An exact copy of the entries is required, excluding any pictures.

━━━━━━━━━━━━━━━━━━━━

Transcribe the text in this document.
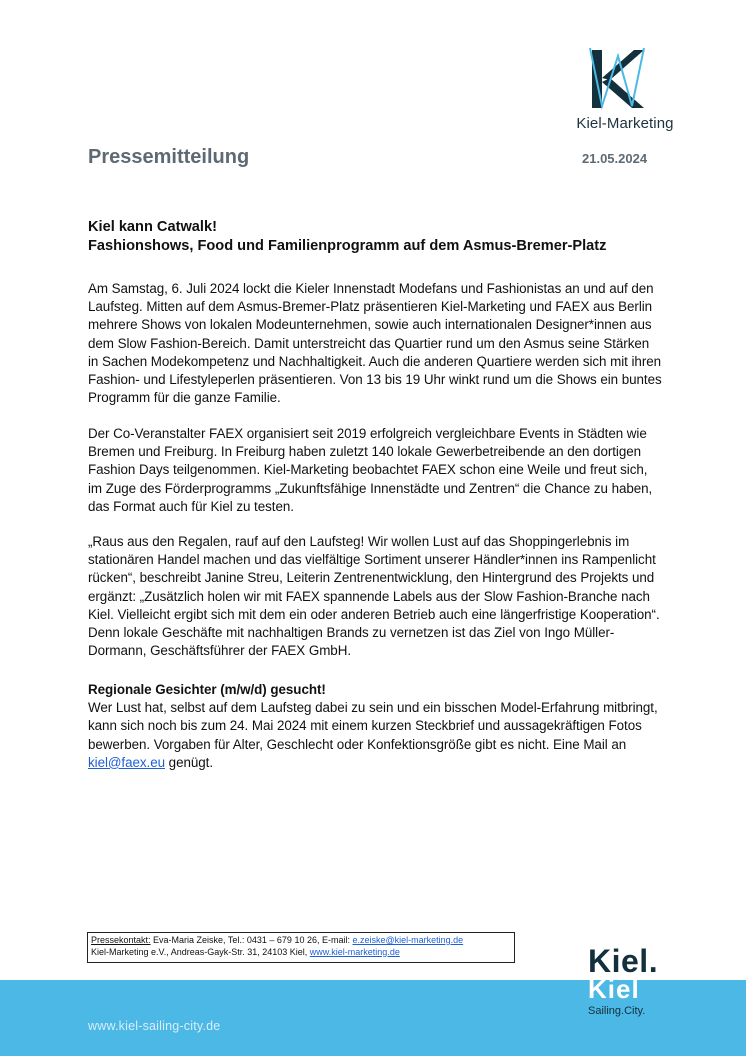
Kiel-Marketing
Pressemitteilung	21.05.2024
Kiel kann Catwalk!
Fashionshows, Food und Familienprogramm auf dem Asmus-Bremer-Platz
Am Samstag, 6. Juli 2024 lockt die Kieler Innenstadt Modefans und Fashionistas an und auf den Laufsteg. Mitten auf dem Asmus-Bremer-Platz präsentieren Kiel-Marketing und FAEX aus Berlin mehrere Shows von lokalen Modeunternehmen, sowie auch internationalen Designer*innen aus dem Slow Fashion-Bereich. Damit unterstreicht das Quartier rund um den Asmus seine Stärken in Sachen Modekompetenz und Nachhaltigkeit. Auch die anderen Quartiere werden sich mit ihren Fashion- und Lifestyleperlen präsentieren. Von 13 bis 19 Uhr winkt rund um die Shows ein buntes Programm für die ganze Familie.
Der Co-Veranstalter FAEX organisiert seit 2019 erfolgreich vergleichbare Events in Städten wie Bremen und Freiburg. In Freiburg haben zuletzt 140 lokale Gewerbetreibende an den dortigen Fashion Days teilgenommen. Kiel-Marketing beobachtet FAEX schon eine Weile und freut sich, im Zuge des Förderprogramms „Zukunftsfähige Innenstädte und Zentren“ die Chance zu haben, das Format auch für Kiel zu testen.
„Raus aus den Regalen, rauf auf den Laufsteg! Wir wollen Lust auf das Shoppingerlebnis im stationären Handel machen und das vielfältige Sortiment unserer Händler*innen ins Rampenlicht rücken“, beschreibt Janine Streu, Leiterin Zentrenentwicklung, den Hintergrund des Projekts und ergänzt: „Zusätzlich holen wir mit FAEX spannende Labels aus der Slow Fashion-Branche nach Kiel. Vielleicht ergibt sich mit dem ein oder anderen Betrieb auch eine längerfristige Kooperation“. Denn lokale Geschäfte mit nachhaltigen Brands zu vernetzen ist das Ziel von Ingo Müller-Dormann, Geschäftsführer der FAEX GmbH.
Regionale Gesichter (m/w/d) gesucht!
Wer Lust hat, selbst auf dem Laufsteg dabei zu sein und ein bisschen Model-Erfahrung mitbringt, kann sich noch bis zum 24. Mai 2024 mit einem kurzen Steckbrief und aussagekräftigen Fotos bewerben. Vorgaben für Alter, Geschlecht oder Konfektionsgröße gibt es nicht. Eine Mail an kiel@faex.eu genügt.
Pressekontakt: Eva-Maria Zeiske, Tel.: 0431 – 679 10 26, E-mail: e.zeiske@kiel-marketing.de
Kiel-Marketing e.V., Andreas-Gayk-Str. 31, 24103 Kiel, www.kiel-marketing.de
www.kiel-sailing-city.de
Kiel.
Kiel
Sailing.City.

━━━━━━━━━━━━━━━━━━━━

:: Output of the task ::
Transcribe the text in this document.
Kiel-Marketing
Pressemitteilung	21.05.2024
Kiel kann Catwalk!
Fashionshows, Food und Familienprogramm auf dem Asmus-Bremer-Platz
Am Samstag, 6. Juli 2024 lockt die Kieler Innenstadt Modefans und Fashionistas an und auf den Laufsteg. Mitten auf dem Asmus-Bremer-Platz präsentieren Kiel-Marketing und FAEX aus Berlin mehrere Shows von lokalen Modeunternehmen, sowie auch internationalen Designer*innen aus dem Slow Fashion-Bereich. Damit unterstreicht das Quartier rund um den Asmus seine Stärken in Sachen Modekompetenz und Nachhaltigkeit. Auch die anderen Quartiere werden sich mit ihren Fashion- und Lifestyleperlen präsentieren. Von 13 bis 19 Uhr winkt rund um die Shows ein buntes Programm für die ganze Familie.
Der Co-Veranstalter FAEX organisiert seit 2019 erfolgreich vergleichbare Events in Städten wie Bremen und Freiburg. In Freiburg haben zuletzt 140 lokale Gewerbetreibende an den dortigen Fashion Days teilgenommen. Kiel-Marketing beobachtet FAEX schon eine Weile und freut sich, im Zuge des Förderprogramms „Zukunftsfähige Innenstädte und Zentren“ die Chance zu haben, das Format auch für Kiel zu testen.
„Raus aus den Regalen, rauf auf den Laufsteg! Wir wollen Lust auf das Shoppingerlebnis im stationären Handel machen und das vielfältige Sortiment unserer Händler*innen ins Rampenlicht rücken“, beschreibt Janine Streu, Leiterin Zentrenentwicklung, den Hintergrund des Projekts und ergänzt: „Zusätzlich holen wir mit FAEX spannende Labels aus der Slow Fashion-Branche nach Kiel. Vielleicht ergibt sich mit dem ein oder anderen Betrieb auch eine längerfristige Kooperation“. Denn lokale Geschäfte mit nachhaltigen Brands zu vernetzen ist das Ziel von Ingo Müller-Dormann, Geschäftsführer der FAEX GmbH.
Regionale Gesichter (m/w/d) gesucht!
Wer Lust hat, selbst auf dem Laufsteg dabei zu sein und ein bisschen Model-Erfahrung mitbringt, kann sich noch bis zum 24. Mai 2024 mit einem kurzen Steckbrief und aussagekräftigen Fotos bewerben. Vorgaben für Alter, Geschlecht oder Konfektionsgröße gibt es nicht. Eine Mail an kiel@faex.eu genügt.
Pressekontakt: Eva-Maria Zeiske, Tel.: 0431 – 679 10 26, E-mail: e.zeiske@kiel-marketing.de
Kiel-Marketing e.V., Andreas-Gayk-Str. 31, 24103 Kiel, www.kiel-marketing.de
www.kiel-sailing-city.de
Kiel.
Kiel
Sailing.City.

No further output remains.